[start]

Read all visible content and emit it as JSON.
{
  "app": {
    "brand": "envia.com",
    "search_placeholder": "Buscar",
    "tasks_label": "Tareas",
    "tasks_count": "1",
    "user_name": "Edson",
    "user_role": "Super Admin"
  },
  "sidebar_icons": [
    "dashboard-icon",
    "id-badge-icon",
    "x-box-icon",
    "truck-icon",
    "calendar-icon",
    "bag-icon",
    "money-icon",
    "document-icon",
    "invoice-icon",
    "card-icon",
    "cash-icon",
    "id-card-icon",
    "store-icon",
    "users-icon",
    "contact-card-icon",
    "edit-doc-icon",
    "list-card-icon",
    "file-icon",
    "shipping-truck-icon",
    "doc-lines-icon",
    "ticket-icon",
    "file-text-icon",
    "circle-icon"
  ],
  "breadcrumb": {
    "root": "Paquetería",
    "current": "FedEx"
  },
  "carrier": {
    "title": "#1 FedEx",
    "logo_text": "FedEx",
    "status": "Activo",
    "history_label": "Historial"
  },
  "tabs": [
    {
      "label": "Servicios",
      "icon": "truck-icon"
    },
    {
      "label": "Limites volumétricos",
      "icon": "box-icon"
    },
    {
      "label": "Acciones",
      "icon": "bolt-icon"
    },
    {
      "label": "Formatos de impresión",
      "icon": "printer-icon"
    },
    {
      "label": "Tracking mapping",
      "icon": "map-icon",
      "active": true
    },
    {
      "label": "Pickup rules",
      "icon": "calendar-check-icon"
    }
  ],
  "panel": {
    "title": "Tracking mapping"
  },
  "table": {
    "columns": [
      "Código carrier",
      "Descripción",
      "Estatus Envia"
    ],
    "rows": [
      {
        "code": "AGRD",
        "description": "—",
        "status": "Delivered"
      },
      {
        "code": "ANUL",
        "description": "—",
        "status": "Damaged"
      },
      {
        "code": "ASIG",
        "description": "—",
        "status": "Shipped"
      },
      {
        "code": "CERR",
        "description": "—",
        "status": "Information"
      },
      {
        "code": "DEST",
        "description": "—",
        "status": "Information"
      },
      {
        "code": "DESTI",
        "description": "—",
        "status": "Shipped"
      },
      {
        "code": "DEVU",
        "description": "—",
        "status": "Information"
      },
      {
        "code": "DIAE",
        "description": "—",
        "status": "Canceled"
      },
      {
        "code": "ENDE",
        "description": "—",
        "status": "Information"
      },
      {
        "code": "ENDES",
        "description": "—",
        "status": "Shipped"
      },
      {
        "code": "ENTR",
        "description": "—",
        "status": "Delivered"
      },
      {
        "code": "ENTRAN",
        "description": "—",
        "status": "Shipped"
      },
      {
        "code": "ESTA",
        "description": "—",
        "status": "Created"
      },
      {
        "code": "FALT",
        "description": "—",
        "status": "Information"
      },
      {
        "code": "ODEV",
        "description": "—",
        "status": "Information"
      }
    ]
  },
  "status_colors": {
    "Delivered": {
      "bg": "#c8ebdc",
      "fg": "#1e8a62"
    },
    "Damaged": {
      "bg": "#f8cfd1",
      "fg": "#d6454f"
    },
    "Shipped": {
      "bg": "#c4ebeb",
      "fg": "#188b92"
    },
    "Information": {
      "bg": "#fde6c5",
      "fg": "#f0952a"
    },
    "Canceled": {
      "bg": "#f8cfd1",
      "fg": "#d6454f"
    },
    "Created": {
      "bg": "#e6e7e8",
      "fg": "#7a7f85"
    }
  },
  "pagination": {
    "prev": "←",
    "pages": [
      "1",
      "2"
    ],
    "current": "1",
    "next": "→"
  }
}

[end]
[start]

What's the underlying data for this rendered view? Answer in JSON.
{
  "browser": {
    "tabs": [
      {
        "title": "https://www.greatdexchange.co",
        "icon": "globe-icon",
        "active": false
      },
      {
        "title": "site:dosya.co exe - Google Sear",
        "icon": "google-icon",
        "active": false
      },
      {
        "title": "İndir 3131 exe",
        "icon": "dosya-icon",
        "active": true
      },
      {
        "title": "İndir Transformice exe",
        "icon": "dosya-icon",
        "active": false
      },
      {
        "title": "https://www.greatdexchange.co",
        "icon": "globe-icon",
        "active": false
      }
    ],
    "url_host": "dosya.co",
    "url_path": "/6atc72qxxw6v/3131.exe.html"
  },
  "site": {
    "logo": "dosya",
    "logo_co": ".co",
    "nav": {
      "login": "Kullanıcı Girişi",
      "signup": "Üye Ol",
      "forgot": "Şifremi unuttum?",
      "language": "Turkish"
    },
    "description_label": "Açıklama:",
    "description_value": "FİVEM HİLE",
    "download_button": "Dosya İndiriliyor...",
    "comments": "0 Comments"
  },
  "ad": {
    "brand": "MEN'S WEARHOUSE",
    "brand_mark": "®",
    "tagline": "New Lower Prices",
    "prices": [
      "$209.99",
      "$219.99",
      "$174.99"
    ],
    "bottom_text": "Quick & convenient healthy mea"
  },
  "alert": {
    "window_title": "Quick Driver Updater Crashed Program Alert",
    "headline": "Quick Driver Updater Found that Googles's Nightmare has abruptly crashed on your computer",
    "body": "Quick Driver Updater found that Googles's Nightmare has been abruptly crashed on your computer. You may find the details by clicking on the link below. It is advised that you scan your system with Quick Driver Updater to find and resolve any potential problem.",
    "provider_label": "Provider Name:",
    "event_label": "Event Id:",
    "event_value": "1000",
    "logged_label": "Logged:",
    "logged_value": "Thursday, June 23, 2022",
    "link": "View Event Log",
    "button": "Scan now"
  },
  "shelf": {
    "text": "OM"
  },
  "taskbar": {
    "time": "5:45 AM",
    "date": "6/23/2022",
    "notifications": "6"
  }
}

[end]

> _Stated problem_: Find the lines with the string "site" and reproduce them.

> _Exercise response_:
        "title": "site:dosya.co exe - Google Sear",
  "site": {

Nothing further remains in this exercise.